+++ DATA FOR THIS TASK
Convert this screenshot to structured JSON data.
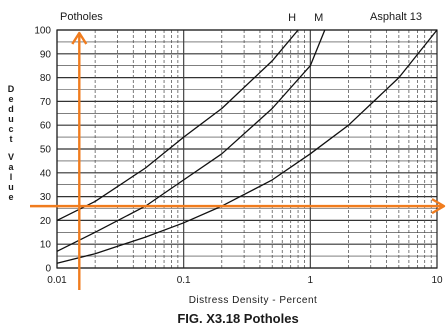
{
  "chart_data": {
    "type": "line",
    "title": "Potholes",
    "subtitle": "Asphalt 13",
    "caption": "FIG. X3.18 Potholes",
    "xlabel": "Distress Density - Percent",
    "ylabel": "Deduct Value",
    "xscale": "log",
    "xlim": [
      0.01,
      10
    ],
    "ylim": [
      0,
      100
    ],
    "xticks": [
      "0.01",
      "0.1",
      "1",
      "10"
    ],
    "yticks": [
      "0",
      "10",
      "20",
      "30",
      "40",
      "50",
      "60",
      "70",
      "80",
      "90",
      "100"
    ],
    "grid": true,
    "series": [
      {
        "name": "H",
        "x": [
          0.01,
          0.02,
          0.05,
          0.1,
          0.2,
          0.5,
          0.8
        ],
        "y": [
          20,
          28,
          42,
          55,
          67,
          87,
          100
        ]
      },
      {
        "name": "M",
        "x": [
          0.01,
          0.02,
          0.05,
          0.1,
          0.2,
          0.5,
          1,
          1.3
        ],
        "y": [
          7,
          15,
          26,
          37,
          48,
          67,
          85,
          100
        ]
      },
      {
        "name": "",
        "x": [
          0.01,
          0.02,
          0.05,
          0.1,
          0.2,
          0.5,
          1,
          2,
          5,
          10
        ],
        "y": [
          2,
          6,
          13,
          19,
          26,
          37,
          48,
          60,
          80,
          100
        ]
      }
    ],
    "annotations": {
      "color": "#f07c1e",
      "vertical_arrow_x": 0.015,
      "horizontal_arrow_y": 26
    }
  }
}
++++++
Copy every record above exactly, leaving out any pictures.

Convert this screenshot to structured JSON data.
{
  "chart_data": {
    "type": "line",
    "title": "Potholes",
    "subtitle": "Asphalt 13",
    "caption": "FIG. X3.18 Potholes",
    "xlabel": "Distress Density - Percent",
    "ylabel": "Deduct Value",
    "xscale": "log",
    "xlim": [
      0.01,
      10
    ],
    "ylim": [
      0,
      100
    ],
    "xticks": [
      "0.01",
      "0.1",
      "1",
      "10"
    ],
    "yticks": [
      "0",
      "10",
      "20",
      "30",
      "40",
      "50",
      "60",
      "70",
      "80",
      "90",
      "100"
    ],
    "grid": true,
    "series": [
      {
        "name": "H",
        "x": [
          0.01,
          0.02,
          0.05,
          0.1,
          0.2,
          0.5,
          0.8
        ],
        "y": [
          20,
          28,
          42,
          55,
          67,
          87,
          100
        ]
      },
      {
        "name": "M",
        "x": [
          0.01,
          0.02,
          0.05,
          0.1,
          0.2,
          0.5,
          1,
          1.3
        ],
        "y": [
          7,
          15,
          26,
          37,
          48,
          67,
          85,
          100
        ]
      },
      {
        "name": "",
        "x": [
          0.01,
          0.02,
          0.05,
          0.1,
          0.2,
          0.5,
          1,
          2,
          5,
          10
        ],
        "y": [
          2,
          6,
          13,
          19,
          26,
          37,
          48,
          60,
          80,
          100
        ]
      }
    ],
    "annotations": {
      "color": "#f07c1e",
      "vertical_arrow_x": 0.015,
      "horizontal_arrow_y": 26
    }
  }
}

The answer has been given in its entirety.